[EXERCISE GOAL]:
Report how many lines contain "ffffff". The answer is a single number.

[Collection entries]
★ ★ ★

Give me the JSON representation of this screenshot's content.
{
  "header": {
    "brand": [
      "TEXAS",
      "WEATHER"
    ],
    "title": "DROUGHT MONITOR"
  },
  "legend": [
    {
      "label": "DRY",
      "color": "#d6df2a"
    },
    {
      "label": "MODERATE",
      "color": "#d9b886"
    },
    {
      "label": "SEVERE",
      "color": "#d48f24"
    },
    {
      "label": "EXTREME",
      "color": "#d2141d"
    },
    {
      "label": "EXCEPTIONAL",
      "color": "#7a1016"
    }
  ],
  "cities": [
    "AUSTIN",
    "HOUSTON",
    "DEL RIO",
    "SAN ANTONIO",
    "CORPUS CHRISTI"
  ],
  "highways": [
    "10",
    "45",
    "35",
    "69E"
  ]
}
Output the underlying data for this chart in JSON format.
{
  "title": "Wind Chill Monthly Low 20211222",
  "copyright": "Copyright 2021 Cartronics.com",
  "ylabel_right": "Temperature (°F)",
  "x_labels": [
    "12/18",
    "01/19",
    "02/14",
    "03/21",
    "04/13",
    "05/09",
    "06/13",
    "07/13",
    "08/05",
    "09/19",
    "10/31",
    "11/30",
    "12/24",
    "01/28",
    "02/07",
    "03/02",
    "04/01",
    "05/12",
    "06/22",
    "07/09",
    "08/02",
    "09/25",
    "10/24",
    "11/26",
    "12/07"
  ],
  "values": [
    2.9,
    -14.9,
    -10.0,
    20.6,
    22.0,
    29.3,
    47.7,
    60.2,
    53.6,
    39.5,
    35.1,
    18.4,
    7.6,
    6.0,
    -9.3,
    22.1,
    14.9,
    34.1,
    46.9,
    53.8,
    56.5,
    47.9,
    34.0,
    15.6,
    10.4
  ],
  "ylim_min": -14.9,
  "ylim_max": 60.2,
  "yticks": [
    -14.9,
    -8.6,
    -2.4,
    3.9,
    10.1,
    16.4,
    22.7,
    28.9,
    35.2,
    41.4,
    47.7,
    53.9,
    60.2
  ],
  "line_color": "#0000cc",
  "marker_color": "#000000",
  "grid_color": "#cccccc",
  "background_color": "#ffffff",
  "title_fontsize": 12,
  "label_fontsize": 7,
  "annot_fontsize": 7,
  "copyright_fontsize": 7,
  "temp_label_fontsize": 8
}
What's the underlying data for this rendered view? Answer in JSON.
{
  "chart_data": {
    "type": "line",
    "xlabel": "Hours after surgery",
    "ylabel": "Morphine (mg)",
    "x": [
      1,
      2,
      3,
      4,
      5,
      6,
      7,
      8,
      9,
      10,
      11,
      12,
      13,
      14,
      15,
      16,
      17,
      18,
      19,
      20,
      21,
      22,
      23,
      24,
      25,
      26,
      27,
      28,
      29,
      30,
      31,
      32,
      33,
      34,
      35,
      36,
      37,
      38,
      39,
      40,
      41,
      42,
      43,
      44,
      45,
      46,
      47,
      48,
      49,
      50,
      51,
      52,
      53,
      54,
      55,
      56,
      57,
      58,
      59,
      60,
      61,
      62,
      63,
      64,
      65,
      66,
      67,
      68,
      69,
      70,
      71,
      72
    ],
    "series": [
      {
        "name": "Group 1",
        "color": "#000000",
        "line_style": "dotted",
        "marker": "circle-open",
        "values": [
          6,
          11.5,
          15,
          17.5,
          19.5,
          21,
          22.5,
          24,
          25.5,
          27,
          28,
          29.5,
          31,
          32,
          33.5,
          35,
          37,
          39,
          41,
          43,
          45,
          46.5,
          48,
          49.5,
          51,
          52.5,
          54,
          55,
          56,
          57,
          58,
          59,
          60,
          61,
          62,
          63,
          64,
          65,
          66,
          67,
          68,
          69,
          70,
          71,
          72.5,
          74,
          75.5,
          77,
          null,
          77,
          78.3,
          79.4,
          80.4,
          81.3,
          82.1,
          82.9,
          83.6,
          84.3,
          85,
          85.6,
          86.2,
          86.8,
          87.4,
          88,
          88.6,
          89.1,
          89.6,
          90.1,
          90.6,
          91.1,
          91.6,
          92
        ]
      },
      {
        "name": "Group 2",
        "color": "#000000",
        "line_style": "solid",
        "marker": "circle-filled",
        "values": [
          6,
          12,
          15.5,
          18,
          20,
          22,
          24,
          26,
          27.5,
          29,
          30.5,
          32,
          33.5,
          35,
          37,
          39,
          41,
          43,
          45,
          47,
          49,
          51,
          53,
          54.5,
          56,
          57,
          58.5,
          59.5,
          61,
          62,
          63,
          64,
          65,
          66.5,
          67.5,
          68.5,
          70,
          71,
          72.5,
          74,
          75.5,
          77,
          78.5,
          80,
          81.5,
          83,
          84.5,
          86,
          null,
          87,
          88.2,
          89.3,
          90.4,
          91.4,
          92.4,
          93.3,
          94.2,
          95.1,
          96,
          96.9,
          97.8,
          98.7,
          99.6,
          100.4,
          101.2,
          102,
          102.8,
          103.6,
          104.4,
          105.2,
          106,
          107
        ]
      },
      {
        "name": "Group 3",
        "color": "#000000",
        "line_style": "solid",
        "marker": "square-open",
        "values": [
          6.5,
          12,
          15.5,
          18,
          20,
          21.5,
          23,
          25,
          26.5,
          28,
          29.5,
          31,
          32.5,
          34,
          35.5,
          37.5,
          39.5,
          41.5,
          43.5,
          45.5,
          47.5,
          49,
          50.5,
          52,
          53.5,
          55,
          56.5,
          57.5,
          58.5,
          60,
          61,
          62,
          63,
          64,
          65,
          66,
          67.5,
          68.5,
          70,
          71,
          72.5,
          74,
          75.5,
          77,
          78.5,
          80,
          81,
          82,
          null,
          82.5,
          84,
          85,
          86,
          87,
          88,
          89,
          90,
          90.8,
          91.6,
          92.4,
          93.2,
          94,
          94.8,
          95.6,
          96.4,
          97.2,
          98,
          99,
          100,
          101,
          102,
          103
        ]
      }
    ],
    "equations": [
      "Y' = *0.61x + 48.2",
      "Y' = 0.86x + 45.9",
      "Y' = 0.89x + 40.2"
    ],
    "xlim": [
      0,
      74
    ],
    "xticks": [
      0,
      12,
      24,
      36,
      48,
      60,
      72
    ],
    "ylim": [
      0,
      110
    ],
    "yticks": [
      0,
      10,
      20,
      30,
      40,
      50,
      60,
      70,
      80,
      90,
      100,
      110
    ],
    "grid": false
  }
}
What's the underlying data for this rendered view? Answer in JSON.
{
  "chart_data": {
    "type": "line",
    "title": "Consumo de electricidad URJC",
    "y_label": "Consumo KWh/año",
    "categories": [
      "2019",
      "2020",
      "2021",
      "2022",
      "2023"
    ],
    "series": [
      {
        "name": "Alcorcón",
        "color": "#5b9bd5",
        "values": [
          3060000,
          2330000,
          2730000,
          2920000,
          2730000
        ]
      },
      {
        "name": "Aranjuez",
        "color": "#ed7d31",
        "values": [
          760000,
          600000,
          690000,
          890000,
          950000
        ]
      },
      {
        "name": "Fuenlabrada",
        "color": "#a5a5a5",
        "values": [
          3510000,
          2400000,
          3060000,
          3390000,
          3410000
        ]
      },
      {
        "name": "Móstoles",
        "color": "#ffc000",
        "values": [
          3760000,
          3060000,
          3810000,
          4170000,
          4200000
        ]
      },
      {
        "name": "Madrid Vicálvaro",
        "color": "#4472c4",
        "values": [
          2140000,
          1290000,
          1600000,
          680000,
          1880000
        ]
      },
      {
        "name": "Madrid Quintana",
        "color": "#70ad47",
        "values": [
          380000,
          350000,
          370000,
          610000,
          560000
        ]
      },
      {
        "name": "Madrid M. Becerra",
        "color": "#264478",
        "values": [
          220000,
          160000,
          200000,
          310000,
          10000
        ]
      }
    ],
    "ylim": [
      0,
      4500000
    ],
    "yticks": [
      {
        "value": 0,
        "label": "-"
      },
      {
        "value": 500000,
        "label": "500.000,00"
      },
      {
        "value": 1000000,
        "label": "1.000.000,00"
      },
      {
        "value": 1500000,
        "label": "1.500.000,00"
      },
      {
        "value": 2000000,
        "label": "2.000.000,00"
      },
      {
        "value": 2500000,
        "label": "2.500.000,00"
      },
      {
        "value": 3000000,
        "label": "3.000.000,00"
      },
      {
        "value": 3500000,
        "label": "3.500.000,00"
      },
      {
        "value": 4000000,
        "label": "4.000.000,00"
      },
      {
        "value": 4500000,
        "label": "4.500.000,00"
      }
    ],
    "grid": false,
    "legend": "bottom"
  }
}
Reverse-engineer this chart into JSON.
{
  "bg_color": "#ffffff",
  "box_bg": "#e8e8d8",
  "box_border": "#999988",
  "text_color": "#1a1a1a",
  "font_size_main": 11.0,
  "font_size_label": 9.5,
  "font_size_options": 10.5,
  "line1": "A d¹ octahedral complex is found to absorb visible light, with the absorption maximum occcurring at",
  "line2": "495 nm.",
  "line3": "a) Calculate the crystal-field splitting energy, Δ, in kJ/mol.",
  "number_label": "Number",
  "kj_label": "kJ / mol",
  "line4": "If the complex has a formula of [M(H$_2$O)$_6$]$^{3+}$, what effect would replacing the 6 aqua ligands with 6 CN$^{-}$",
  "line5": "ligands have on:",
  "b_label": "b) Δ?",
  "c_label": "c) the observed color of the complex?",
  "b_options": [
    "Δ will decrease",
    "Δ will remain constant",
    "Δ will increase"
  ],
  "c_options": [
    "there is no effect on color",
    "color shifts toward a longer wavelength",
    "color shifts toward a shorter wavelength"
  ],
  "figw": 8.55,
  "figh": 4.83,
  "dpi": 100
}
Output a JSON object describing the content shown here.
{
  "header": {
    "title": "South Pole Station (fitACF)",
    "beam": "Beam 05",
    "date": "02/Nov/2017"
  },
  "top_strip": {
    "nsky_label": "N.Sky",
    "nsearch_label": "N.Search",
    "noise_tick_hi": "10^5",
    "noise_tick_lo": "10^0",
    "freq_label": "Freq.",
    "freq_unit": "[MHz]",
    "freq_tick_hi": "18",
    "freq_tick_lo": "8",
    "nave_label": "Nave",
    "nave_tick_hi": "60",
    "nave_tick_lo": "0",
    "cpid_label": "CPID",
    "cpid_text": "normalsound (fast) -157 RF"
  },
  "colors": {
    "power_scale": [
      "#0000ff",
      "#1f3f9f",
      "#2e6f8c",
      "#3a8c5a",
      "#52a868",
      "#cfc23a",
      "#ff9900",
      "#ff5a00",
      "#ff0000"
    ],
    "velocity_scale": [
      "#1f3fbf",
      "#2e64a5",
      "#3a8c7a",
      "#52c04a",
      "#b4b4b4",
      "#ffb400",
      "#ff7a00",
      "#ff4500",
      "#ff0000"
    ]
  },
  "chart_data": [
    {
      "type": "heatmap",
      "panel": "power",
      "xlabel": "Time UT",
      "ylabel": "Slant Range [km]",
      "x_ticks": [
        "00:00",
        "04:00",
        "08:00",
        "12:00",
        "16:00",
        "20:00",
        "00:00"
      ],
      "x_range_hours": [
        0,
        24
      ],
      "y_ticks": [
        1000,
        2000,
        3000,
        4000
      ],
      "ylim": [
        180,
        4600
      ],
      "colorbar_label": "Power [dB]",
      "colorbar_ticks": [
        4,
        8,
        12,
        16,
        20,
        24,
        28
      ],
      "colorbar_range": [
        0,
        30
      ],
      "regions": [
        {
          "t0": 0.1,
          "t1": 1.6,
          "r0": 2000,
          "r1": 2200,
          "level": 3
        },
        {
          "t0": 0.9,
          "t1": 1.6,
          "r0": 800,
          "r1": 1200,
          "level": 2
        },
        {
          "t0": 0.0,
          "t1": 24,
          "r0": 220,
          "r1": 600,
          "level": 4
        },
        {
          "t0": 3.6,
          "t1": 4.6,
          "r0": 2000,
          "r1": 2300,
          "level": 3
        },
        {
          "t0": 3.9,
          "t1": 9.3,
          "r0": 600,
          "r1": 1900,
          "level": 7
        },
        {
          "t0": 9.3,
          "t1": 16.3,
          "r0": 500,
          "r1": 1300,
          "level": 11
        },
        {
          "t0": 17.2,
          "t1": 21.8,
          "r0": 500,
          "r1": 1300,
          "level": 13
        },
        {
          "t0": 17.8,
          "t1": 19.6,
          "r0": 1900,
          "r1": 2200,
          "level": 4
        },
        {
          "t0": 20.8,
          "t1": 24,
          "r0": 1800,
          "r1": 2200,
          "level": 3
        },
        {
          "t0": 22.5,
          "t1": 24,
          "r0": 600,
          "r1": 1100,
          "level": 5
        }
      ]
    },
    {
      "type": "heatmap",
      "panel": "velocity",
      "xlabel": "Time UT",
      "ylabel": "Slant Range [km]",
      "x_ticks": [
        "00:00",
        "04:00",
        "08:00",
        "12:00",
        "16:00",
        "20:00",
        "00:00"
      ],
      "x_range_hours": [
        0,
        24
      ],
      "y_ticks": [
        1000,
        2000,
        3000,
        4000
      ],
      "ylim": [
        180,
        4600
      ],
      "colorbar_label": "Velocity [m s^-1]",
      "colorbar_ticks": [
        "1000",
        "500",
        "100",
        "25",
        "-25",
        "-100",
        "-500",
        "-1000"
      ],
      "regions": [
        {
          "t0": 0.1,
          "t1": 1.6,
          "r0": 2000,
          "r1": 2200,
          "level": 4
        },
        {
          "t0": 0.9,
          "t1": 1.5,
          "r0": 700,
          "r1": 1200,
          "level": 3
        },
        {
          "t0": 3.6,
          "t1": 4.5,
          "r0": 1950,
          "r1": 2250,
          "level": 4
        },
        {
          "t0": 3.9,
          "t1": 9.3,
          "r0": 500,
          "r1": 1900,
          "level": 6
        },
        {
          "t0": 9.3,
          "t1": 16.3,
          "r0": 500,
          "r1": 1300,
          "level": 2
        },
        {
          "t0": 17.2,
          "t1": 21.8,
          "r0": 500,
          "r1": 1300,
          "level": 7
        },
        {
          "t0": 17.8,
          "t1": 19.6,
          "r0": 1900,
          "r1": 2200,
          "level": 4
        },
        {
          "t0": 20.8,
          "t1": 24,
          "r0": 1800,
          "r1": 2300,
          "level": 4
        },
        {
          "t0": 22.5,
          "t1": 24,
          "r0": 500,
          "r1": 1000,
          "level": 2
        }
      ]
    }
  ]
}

★ ★ ★

[THE RESPONSE]:
2